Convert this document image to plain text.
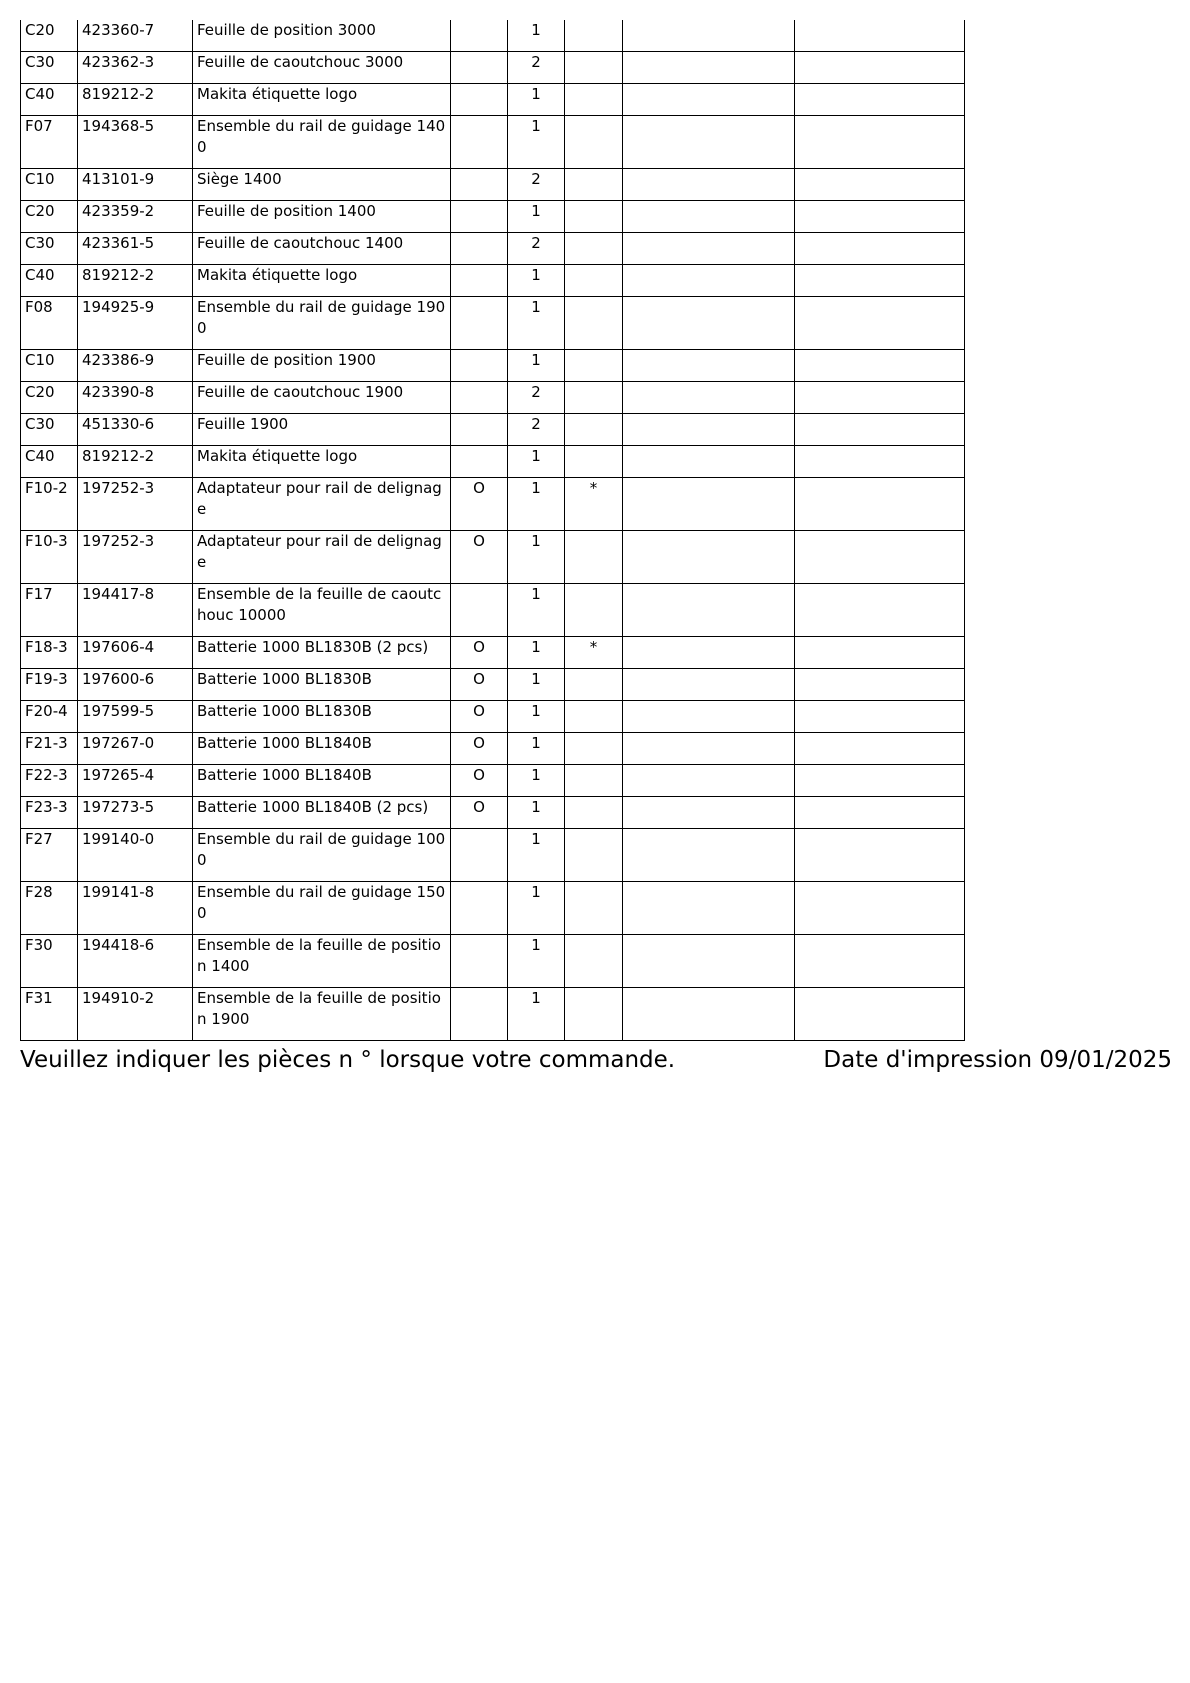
C20	423360-7	Feuille de position 3000		1			
C30	423362-3	Feuille de caoutchouc 3000		2			
C40	819212-2	Makita étiquette logo		1			
F07	194368-5	Ensemble du rail de guidage 1400		1			
C10	413101-9	Siège 1400		2			
C20	423359-2	Feuille de position 1400		1			
C30	423361-5	Feuille de caoutchouc 1400		2			
C40	819212-2	Makita étiquette logo		1			
F08	194925-9	Ensemble du rail de guidage 1900		1			
C10	423386-9	Feuille de position 1900		1			
C20	423390-8	Feuille de caoutchouc 1900		2			
C30	451330-6	Feuille 1900		2			
C40	819212-2	Makita étiquette logo		1			
F10-2	197252-3	Adaptateur pour rail de delignage	O	1	*		
F10-3	197252-3	Adaptateur pour rail de delignage	O	1			
F17	194417-8	Ensemble de la feuille de caoutchouc 10000		1			
F18-3	197606-4	Batterie 1000 BL1830B (2 pcs)	O	1	*		
F19-3	197600-6	Batterie 1000 BL1830B	O	1			
F20-4	197599-5	Batterie 1000 BL1830B	O	1			
F21-3	197267-0	Batterie 1000 BL1840B	O	1			
F22-3	197265-4	Batterie 1000 BL1840B	O	1			
F23-3	197273-5	Batterie 1000 BL1840B (2 pcs)	O	1			
F27	199140-0	Ensemble du rail de guidage 1000		1			
F28	199141-8	Ensemble du rail de guidage 1500		1			
F30	194418-6	Ensemble de la feuille de position 1400		1			
F31	194910-2	Ensemble de la feuille de position 1900		1			
Veuillez indiquer les pièces n ° lorsque votre commande.	Date d'impression 09/01/2025
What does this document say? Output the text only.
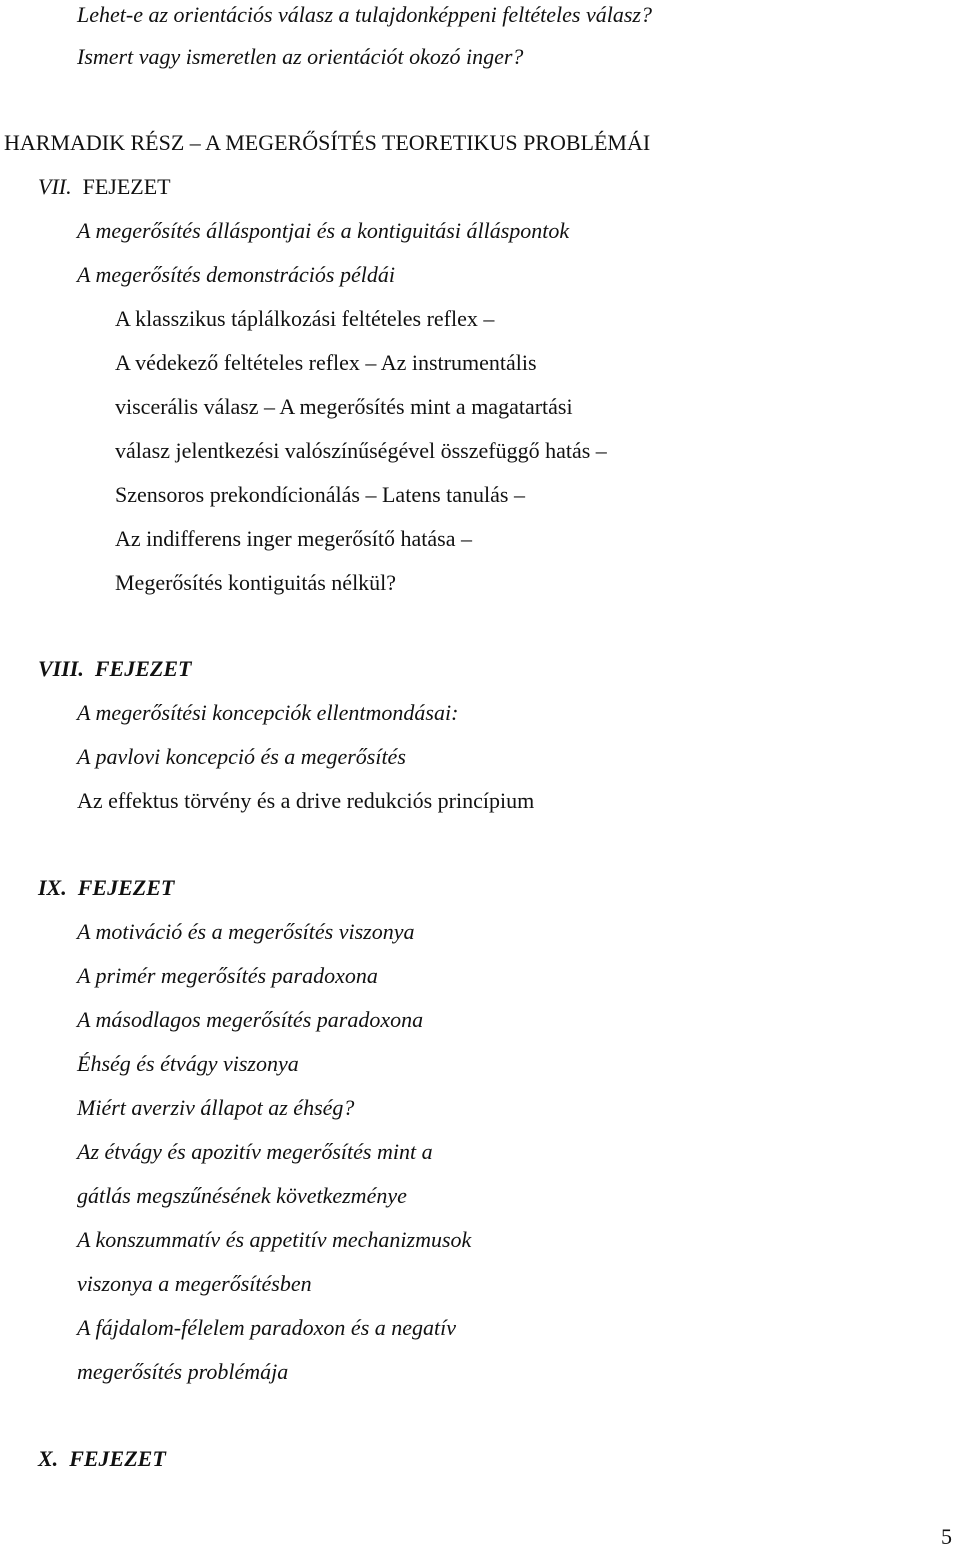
Lehet-e az orientációs válasz a tulajdonképpeni feltételes válasz?
Ismert vagy ismeretlen az orientációt okozó inger?
HARMADIK RÉSZ – A MEGERŐSÍTÉS TEORETIKUS PROBLÉMÁI
VII. FEJEZET
A megerősítés álláspontjai és a kontiguitási álláspontok
A megerősítés demonstrációs példái
A klasszikus táplálkozási feltételes reflex –
A védekező feltételes reflex – Az instrumentális
viscerális válasz – A megerősítés mint a magatartási
válasz jelentkezési valószínűségével összefüggő hatás –
Szensoros prekondícionálás – Latens tanulás –
Az indifferens inger megerősítő hatása –
Megerősítés kontiguitás nélkül?
VIII. FEJEZET
A megerősítési koncepciók ellentmondásai:
A pavlovi koncepció és a megerősítés
Az effektus törvény és a drive redukciós princípium
IX. FEJEZET
A motiváció és a megerősítés viszonya
A primér megerősítés paradoxona
A másodlagos megerősítés paradoxona
Éhség és étvágy viszonya
Miért averziv állapot az éhség?
Az étvágy és apozitív megerősítés mint a
gátlás megszűnésének következménye
A konszummatív és appetitív mechanizmusok
viszonya a megerősítésben
A fájdalom-félelem paradoxon és a negatív
megerősítés problémája
X. FEJEZET
5
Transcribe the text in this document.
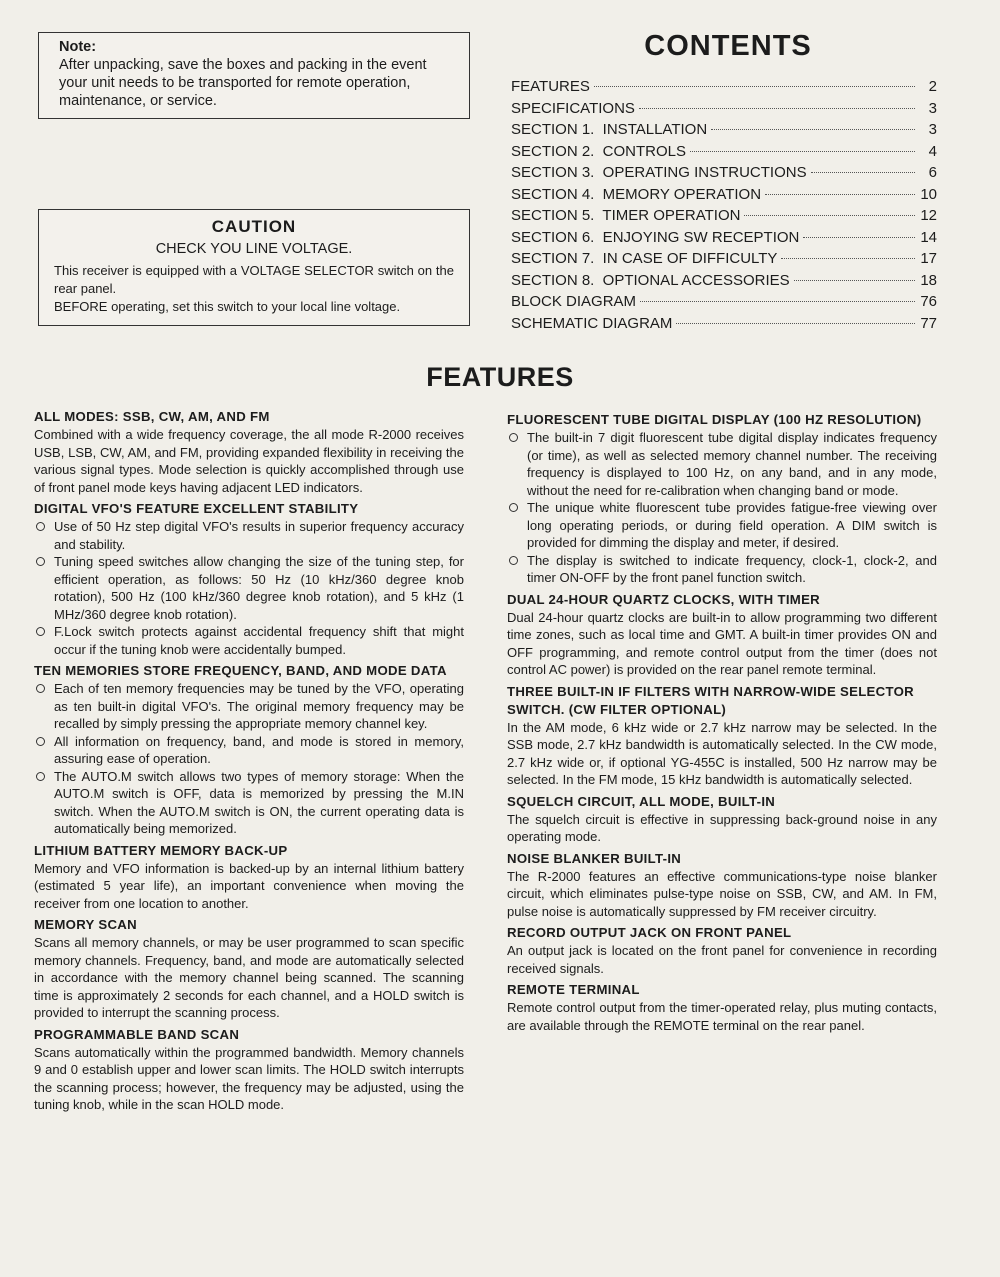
Note:
After unpacking, save the boxes and packing in the event your unit needs to be transported for remote operation, maintenance, or service.
CAUTION
CHECK YOU LINE VOLTAGE.
This receiver is equipped with a VOLTAGE SELECTOR switch on the rear panel.
BEFORE operating, set this switch to your local line voltage.
CONTENTS
FEATURES	2
SPECIFICATIONS	3
SECTION 1.  INSTALLATION	3
SECTION 2.  CONTROLS	4
SECTION 3.  OPERATING INSTRUCTIONS	6
SECTION 4.  MEMORY OPERATION	10
SECTION 5.  TIMER OPERATION	12
SECTION 6.  ENJOYING SW RECEPTION	14
SECTION 7.  IN CASE OF DIFFICULTY	17
SECTION 8.  OPTIONAL ACCESSORIES	18
BLOCK DIAGRAM	76
SCHEMATIC DIAGRAM	77
FEATURES
ALL MODES: SSB, CW, AM, AND FM

Combined with a wide frequency coverage, the all mode R-2000 receives USB, LSB, CW, AM, and FM, providing expanded flexibility in receiving the various signal types. Mode selection is quickly accomplished through use of front panel mode keys having adjacent LED indicators.

DIGITAL VFO'S FEATURE EXCELLENT STABILITY
Use of 50 Hz step digital VFO's results in superior frequency accuracy and stability.
Tuning speed switches allow changing the size of the tuning step, for efficient operation, as follows: 50 Hz (10 kHz/360 degree knob rotation), 500 Hz (100 kHz/360 degree knob rotation), and 5 kHz (1 MHz/360 degree knob rotation).
F.Lock switch protects against accidental frequency shift that might occur if the tuning knob were accidentally bumped.
TEN MEMORIES STORE FREQUENCY, BAND, AND MODE DATA
Each of ten memory frequencies may be tuned by the VFO, operating as ten built-in digital VFO's. The original memory frequency may be recalled by simply pressing the appropriate memory channel key.
All information on frequency, band, and mode is stored in memory, assuring ease of operation.
The AUTO.M switch allows two types of memory storage: When the AUTO.M switch is OFF, data is memorized by pressing the M.IN switch. When the AUTO.M switch is ON, the current operating data is automatically being memorized.
LITHIUM BATTERY MEMORY BACK-UP

Memory and VFO information is backed-up by an internal lithium battery (estimated 5 year life), an important convenience when moving the receiver from one location to another.

MEMORY SCAN

Scans all memory channels, or may be user programmed to scan specific memory channels. Frequency, band, and mode are automatically selected in accordance with the memory channel being scanned. The scanning time is approximately 2 seconds for each channel, and a HOLD switch is provided to interrupt the scanning process.

PROGRAMMABLE BAND SCAN

Scans automatically within the programmed bandwidth. Memory channels 9 and 0 establish upper and lower scan limits. The HOLD switch interrupts the scanning process; however, the frequency may be adjusted, using the tuning knob, while in the scan HOLD mode.

FLUORESCENT TUBE DIGITAL DISPLAY (100 HZ RESOLUTION)
The built-in 7 digit fluorescent tube digital display indicates frequency (or time), as well as selected memory channel number. The receiving frequency is displayed to 100 Hz, on any band, and in any mode, without the need for re-calibration when changing band or mode.
The unique white fluorescent tube provides fatigue-free viewing over long operating periods, or during field operation. A DIM switch is provided for dimming the display and meter, if desired.
The display is switched to indicate frequency, clock-1, clock-2, and timer ON-OFF by the front panel function switch.
DUAL 24-HOUR QUARTZ CLOCKS, WITH TIMER

Dual 24-hour quartz clocks are built-in to allow programming two different time zones, such as local time and GMT. A built-in timer provides ON and OFF programming, and remote control output from the timer (does not control AC power) is provided on the rear panel remote terminal.

THREE BUILT-IN IF FILTERS WITH NARROW-WIDE SELECTOR SWITCH. (CW FILTER OPTIONAL)

In the AM mode, 6 kHz wide or 2.7 kHz narrow may be selected. In the SSB mode, 2.7 kHz bandwidth is automatically selected. In the CW mode, 2.7 kHz wide or, if optional YG-455C is installed, 500 Hz narrow may be selected. In the FM mode, 15 kHz bandwidth is automatically selected.

SQUELCH CIRCUIT, ALL MODE, BUILT-IN

The squelch circuit is effective in suppressing back-ground noise in any operating mode.

NOISE BLANKER BUILT-IN

The R-2000 features an effective communications-type noise blanker circuit, which eliminates pulse-type noise on SSB, CW, and AM. In FM, pulse noise is automatically suppressed by FM receiver circuitry.

RECORD OUTPUT JACK ON FRONT PANEL

An output jack is located on the front panel for convenience in recording received signals.

REMOTE TERMINAL

Remote control output from the timer-operated relay, plus muting contacts, are available through the REMOTE terminal on the rear panel.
============
## Problem to work on
Of all the lines in the data above, state how many include "programmed". Say only the number.

## Answer to the problem
2